• _THE PROBLEM_
Scan the material that follows. Copy every line containing the word "процентного".

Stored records
[Begin]
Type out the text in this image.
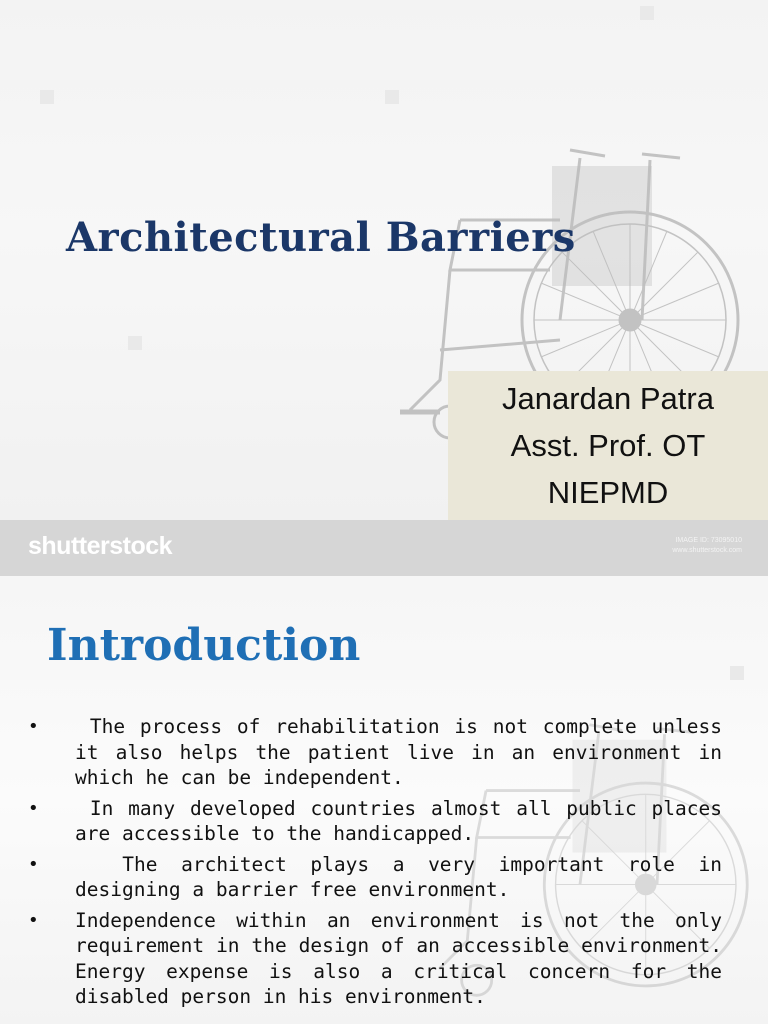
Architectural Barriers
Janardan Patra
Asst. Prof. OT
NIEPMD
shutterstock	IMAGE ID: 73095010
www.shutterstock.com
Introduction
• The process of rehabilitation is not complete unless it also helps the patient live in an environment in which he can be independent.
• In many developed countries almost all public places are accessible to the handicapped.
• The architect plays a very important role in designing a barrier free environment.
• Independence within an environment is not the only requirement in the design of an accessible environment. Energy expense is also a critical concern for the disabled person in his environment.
[End]
[Begin]
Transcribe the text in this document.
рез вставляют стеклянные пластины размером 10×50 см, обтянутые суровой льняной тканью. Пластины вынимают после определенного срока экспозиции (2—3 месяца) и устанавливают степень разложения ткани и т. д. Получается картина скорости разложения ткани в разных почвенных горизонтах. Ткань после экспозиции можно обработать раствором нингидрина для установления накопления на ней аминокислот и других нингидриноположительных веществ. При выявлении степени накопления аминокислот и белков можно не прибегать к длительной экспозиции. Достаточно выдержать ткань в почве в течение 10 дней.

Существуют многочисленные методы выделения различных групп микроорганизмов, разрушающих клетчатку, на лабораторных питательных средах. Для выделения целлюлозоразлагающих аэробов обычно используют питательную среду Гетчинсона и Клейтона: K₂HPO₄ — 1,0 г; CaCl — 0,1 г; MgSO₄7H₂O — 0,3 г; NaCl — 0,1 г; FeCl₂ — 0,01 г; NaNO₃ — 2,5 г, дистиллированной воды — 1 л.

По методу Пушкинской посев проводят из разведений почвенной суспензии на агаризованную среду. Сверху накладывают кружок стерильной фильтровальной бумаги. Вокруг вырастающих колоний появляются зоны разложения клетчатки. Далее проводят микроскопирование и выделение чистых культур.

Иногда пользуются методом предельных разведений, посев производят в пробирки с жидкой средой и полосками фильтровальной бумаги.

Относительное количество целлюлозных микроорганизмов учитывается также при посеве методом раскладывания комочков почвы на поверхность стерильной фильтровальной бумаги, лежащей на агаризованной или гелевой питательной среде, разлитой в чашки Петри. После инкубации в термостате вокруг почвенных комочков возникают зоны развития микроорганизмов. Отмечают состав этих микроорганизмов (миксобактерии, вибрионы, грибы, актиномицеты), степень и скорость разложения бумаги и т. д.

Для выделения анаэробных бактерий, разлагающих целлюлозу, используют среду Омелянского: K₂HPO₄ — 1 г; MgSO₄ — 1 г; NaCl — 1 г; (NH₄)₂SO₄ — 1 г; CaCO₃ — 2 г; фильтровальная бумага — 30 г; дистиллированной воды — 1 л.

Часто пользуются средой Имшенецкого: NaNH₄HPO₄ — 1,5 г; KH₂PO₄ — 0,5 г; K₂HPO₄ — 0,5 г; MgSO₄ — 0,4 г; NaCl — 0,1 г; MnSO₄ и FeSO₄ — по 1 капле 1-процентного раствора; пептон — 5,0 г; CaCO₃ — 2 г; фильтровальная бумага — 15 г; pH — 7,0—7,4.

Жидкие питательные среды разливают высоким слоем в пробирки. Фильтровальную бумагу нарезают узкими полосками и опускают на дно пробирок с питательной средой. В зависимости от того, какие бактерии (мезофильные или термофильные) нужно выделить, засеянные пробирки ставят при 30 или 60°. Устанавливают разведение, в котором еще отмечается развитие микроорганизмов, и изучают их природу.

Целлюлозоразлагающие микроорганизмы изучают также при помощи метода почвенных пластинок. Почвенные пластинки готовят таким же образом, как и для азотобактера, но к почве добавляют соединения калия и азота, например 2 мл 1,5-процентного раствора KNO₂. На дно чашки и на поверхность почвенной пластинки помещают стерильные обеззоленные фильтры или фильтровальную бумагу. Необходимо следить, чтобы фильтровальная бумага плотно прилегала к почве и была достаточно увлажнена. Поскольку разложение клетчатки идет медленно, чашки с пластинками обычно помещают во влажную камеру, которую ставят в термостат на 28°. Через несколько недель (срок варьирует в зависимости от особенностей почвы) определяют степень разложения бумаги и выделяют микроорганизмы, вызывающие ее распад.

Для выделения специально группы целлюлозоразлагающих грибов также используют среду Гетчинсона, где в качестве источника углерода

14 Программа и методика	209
[End]
• _RESULT OF THIS TASK_
Часто пользуются средой Имшенецкого: NaNH₄HPO₄ — 1,5 г; KH₂PO₄ — 0,5 г; K₂HPO₄ — 0,5 г; MgSO₄ — 0,4 г; NaCl — 0,1 г; MnSO₄ и FeSO₄ — по 1 капле 1-процентного раствора; пептон — 5,0 г; CaCO₃ — 2 г; фильтровальная бумага — 15 г; pH — 7,0—7,4.
Целлюлозоразлагающие микроорганизмы изучают также при помощи метода почвенных пластинок. Почвенные пластинки готовят таким же образом, как и для азотобактера, но к почве добавляют соединения калия и азота, например 2 мл 1,5-процентного раствора KNO₂. На дно чашки и на поверхность почвенной пластинки помещают стерильные обеззоленные фильтры или фильтровальную бумагу. Необходимо следить, чтобы фильтровальная бумага плотно прилегала к почве и была достаточно увлажнена. Поскольку разложение клетчатки идет медленно, чашки с пластинками обычно помещают во влажную камеру, которую ставят в термостат на 28°. Через несколько недель (срок варьирует в зависимости от особенностей почвы) определяют степень разложения бумаги и выделяют микроорганизмы, вызывающие ее распад.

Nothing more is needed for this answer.